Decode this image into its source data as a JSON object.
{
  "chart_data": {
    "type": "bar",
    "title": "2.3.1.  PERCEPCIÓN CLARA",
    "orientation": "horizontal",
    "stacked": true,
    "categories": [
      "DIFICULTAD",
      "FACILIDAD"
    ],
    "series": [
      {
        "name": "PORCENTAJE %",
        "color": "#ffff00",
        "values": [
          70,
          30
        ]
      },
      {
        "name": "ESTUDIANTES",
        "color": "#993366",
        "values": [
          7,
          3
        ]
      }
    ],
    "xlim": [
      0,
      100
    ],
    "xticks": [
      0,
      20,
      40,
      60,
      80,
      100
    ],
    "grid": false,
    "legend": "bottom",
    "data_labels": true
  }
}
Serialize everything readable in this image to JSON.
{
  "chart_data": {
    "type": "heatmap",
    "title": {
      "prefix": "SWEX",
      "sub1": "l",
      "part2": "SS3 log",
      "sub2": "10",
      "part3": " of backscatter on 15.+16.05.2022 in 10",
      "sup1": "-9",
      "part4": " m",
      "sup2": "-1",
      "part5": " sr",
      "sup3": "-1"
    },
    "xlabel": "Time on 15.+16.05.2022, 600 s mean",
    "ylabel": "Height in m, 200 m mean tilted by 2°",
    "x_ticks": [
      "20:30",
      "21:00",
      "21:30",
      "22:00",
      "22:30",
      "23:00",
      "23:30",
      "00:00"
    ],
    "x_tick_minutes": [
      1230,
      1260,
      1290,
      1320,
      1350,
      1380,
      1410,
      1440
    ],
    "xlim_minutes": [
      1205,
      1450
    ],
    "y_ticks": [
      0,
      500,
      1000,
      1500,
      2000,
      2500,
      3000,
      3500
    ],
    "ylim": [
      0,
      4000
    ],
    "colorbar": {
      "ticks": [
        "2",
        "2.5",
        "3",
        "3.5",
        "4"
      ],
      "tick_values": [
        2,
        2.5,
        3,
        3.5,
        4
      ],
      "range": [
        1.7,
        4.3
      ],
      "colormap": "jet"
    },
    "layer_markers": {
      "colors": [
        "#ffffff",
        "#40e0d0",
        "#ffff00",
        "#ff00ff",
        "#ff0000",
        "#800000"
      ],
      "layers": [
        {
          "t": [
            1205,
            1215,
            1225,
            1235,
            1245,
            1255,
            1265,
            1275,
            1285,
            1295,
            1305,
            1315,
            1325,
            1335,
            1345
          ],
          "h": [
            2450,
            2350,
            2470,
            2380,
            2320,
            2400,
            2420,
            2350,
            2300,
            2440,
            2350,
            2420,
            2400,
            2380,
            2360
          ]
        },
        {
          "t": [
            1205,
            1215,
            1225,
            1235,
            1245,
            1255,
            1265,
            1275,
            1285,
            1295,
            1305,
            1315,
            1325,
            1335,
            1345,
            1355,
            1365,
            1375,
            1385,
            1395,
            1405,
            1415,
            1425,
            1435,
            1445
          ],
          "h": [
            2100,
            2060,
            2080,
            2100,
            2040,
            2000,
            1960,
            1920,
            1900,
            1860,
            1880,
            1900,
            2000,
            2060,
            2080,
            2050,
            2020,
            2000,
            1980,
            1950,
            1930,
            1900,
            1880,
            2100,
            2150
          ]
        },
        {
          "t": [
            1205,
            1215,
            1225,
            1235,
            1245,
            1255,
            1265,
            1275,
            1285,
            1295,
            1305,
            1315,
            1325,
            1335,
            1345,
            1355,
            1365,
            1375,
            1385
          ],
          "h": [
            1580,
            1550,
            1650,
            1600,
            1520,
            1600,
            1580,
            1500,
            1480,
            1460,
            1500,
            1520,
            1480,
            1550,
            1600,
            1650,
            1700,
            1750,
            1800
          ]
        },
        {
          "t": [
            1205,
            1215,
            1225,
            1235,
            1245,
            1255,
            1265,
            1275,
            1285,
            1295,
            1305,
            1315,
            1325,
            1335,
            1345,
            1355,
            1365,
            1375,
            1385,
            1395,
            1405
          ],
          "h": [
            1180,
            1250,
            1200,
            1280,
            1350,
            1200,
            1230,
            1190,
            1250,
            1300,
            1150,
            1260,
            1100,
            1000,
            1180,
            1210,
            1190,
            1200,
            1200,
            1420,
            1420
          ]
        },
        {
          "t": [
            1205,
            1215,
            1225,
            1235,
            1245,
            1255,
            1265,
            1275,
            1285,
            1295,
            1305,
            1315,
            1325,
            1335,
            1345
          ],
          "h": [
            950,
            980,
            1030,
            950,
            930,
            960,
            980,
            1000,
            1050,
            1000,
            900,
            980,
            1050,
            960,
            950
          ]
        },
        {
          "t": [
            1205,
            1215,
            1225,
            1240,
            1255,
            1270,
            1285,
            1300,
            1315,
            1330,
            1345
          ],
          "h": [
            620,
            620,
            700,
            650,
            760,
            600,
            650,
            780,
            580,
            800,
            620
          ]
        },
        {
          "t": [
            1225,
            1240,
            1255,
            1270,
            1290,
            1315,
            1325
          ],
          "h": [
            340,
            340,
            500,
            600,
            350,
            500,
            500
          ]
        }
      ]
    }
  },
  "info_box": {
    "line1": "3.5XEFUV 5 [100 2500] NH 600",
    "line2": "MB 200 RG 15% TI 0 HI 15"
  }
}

_To do_. Print every record above exactly as written.

_Answer to the task_.
Decode this image into its source data as a JSON object.
{
  "chart_data": {
    "type": "bar",
    "title": "2.3.1.  PERCEPCIÓN CLARA",
    "orientation": "horizontal",
    "stacked": true,
    "categories": [
      "DIFICULTAD",
      "FACILIDAD"
    ],
    "series": [
      {
        "name": "PORCENTAJE %",
        "color": "#ffff00",
        "values": [
          70,
          30
        ]
      },
      {
        "name": "ESTUDIANTES",
        "color": "#993366",
        "values": [
          7,
          3
        ]
      }
    ],
    "xlim": [
      0,
      100
    ],
    "xticks": [
      0,
      20,
      40,
      60,
      80,
      100
    ],
    "grid": false,
    "legend": "bottom",
    "data_labels": true
  }
}
Serialize everything readable in this image to JSON.
{
  "chart_data": {
    "type": "heatmap",
    "title": {
      "prefix": "SWEX",
      "sub1": "l",
      "part2": "SS3 log",
      "sub2": "10",
      "part3": " of backscatter on 15.+16.05.2022 in 10",
      "sup1": "-9",
      "part4": " m",
      "sup2": "-1",
      "part5": " sr",
      "sup3": "-1"
    },
    "xlabel": "Time on 15.+16.05.2022, 600 s mean",
    "ylabel": "Height in m, 200 m mean tilted by 2°",
    "x_ticks": [
      "20:30",
      "21:00",
      "21:30",
      "22:00",
      "22:30",
      "23:00",
      "23:30",
      "00:00"
    ],
    "x_tick_minutes": [
      1230,
      1260,
      1290,
      1320,
      1350,
      1380,
      1410,
      1440
    ],
    "xlim_minutes": [
      1205,
      1450
    ],
    "y_ticks": [
      0,
      500,
      1000,
      1500,
      2000,
      2500,
      3000,
      3500
    ],
    "ylim": [
      0,
      4000
    ],
    "colorbar": {
      "ticks": [
        "2",
        "2.5",
        "3",
        "3.5",
        "4"
      ],
      "tick_values": [
        2,
        2.5,
        3,
        3.5,
        4
      ],
      "range": [
        1.7,
        4.3
      ],
      "colormap": "jet"
    },
    "layer_markers": {
      "colors": [
        "#ffffff",
        "#40e0d0",
        "#ffff00",
        "#ff00ff",
        "#ff0000",
        "#800000"
      ],
      "layers": [
        {
          "t": [
            1205,
            1215,
            1225,
            1235,
            1245,
            1255,
            1265,
            1275,
            1285,
            1295,
            1305,
            1315,
            1325,
            1335,
            1345
          ],
          "h": [
            2450,
            2350,
            2470,
            2380,
            2320,
            2400,
            2420,
            2350,
            2300,
            2440,
            2350,
            2420,
            2400,
            2380,
            2360
          ]
        },
        {
          "t": [
            1205,
            1215,
            1225,
            1235,
            1245,
            1255,
            1265,
            1275,
            1285,
            1295,
            1305,
            1315,
            1325,
            1335,
            1345,
            1355,
            1365,
            1375,
            1385,
            1395,
            1405,
            1415,
            1425,
            1435,
            1445
          ],
          "h": [
            2100,
            2060,
            2080,
            2100,
            2040,
            2000,
            1960,
            1920,
            1900,
            1860,
            1880,
            1900,
            2000,
            2060,
            2080,
            2050,
            2020,
            2000,
            1980,
            1950,
            1930,
            1900,
            1880,
            2100,
            2150
          ]
        },
        {
          "t": [
            1205,
            1215,
            1225,
            1235,
            1245,
            1255,
            1265,
            1275,
            1285,
            1295,
            1305,
            1315,
            1325,
            1335,
            1345,
            1355,
            1365,
            1375,
            1385
          ],
          "h": [
            1580,
            1550,
            1650,
            1600,
            1520,
            1600,
            1580,
            1500,
            1480,
            1460,
            1500,
            1520,
            1480,
            1550,
            1600,
            1650,
            1700,
            1750,
            1800
          ]
        },
        {
          "t": [
            1205,
            1215,
            1225,
            1235,
            1245,
            1255,
            1265,
            1275,
            1285,
            1295,
            1305,
            1315,
            1325,
            1335,
            1345,
            1355,
            1365,
            1375,
            1385,
            1395,
            1405
          ],
          "h": [
            1180,
            1250,
            1200,
            1280,
            1350,
            1200,
            1230,
            1190,
            1250,
            1300,
            1150,
            1260,
            1100,
            1000,
            1180,
            1210,
            1190,
            1200,
            1200,
            1420,
            1420
          ]
        },
        {
          "t": [
            1205,
            1215,
            1225,
            1235,
            1245,
            1255,
            1265,
            1275,
            1285,
            1295,
            1305,
            1315,
            1325,
            1335,
            1345
          ],
          "h": [
            950,
            980,
            1030,
            950,
            930,
            960,
            980,
            1000,
            1050,
            1000,
            900,
            980,
            1050,
            960,
            950
          ]
        },
        {
          "t": [
            1205,
            1215,
            1225,
            1240,
            1255,
            1270,
            1285,
            1300,
            1315,
            1330,
            1345
          ],
          "h": [
            620,
            620,
            700,
            650,
            760,
            600,
            650,
            780,
            580,
            800,
            620
          ]
        },
        {
          "t": [
            1225,
            1240,
            1255,
            1270,
            1290,
            1315,
            1325
          ],
          "h": [
            340,
            340,
            500,
            600,
            350,
            500,
            500
          ]
        }
      ]
    }
  },
  "info_box": {
    "line1": "3.5XEFUV 5 [100 2500] NH 600",
    "line2": "MB 200 RG 15% TI 0 HI 15"
  }
}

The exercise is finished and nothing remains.